* **Instructions for the task**
Scan the data below for the string "نكذبك". Copy every line where it appears.

****

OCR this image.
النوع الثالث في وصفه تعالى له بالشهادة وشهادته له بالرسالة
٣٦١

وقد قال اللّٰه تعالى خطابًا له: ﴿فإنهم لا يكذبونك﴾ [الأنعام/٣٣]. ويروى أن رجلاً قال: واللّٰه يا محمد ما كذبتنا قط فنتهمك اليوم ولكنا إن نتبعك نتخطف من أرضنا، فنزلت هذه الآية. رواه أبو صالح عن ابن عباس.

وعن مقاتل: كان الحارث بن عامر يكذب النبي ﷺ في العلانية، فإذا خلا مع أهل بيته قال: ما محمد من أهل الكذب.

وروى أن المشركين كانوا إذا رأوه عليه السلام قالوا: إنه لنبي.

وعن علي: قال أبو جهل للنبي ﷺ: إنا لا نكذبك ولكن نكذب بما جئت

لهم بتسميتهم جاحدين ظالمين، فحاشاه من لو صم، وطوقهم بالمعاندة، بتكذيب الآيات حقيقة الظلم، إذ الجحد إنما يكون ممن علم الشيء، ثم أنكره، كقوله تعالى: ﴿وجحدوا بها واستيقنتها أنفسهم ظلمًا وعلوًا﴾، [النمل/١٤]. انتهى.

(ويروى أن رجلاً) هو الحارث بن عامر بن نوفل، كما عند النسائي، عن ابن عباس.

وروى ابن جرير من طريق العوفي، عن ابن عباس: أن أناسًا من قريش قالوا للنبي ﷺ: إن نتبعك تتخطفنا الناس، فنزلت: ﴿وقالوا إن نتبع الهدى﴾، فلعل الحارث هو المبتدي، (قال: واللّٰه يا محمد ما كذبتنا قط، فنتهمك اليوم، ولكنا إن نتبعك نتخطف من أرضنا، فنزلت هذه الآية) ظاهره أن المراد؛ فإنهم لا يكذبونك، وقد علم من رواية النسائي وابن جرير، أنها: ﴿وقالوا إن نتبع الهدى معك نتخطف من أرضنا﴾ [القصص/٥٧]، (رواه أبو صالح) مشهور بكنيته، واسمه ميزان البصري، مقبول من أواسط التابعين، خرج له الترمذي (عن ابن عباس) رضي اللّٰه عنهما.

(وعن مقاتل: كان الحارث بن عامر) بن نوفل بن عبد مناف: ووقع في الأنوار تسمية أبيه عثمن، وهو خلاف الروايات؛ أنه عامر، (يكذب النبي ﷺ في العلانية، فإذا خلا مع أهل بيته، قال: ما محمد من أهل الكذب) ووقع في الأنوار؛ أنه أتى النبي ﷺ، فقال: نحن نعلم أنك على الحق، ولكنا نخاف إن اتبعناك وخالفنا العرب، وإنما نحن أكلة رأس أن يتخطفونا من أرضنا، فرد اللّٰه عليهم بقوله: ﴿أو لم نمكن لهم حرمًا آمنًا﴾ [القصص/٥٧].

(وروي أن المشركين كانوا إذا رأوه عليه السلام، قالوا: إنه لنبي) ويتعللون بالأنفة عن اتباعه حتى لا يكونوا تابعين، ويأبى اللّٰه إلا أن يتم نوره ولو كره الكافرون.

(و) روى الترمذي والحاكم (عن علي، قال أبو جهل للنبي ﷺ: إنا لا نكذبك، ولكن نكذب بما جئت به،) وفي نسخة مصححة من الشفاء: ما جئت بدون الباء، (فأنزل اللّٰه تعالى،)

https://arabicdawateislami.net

****

* **Result**
وعن علي: قال أبو جهل للنبي ﷺ: إنا لا نكذبك ولكن نكذب بما جئت
(و) روى الترمذي والحاكم (عن علي، قال أبو جهل للنبي ﷺ: إنا لا نكذبك، ولكن نكذب بما جئت به،) وفي نسخة مصححة من الشفاء: ما جئت بدون الباء، (فأنزل اللّٰه تعالى،)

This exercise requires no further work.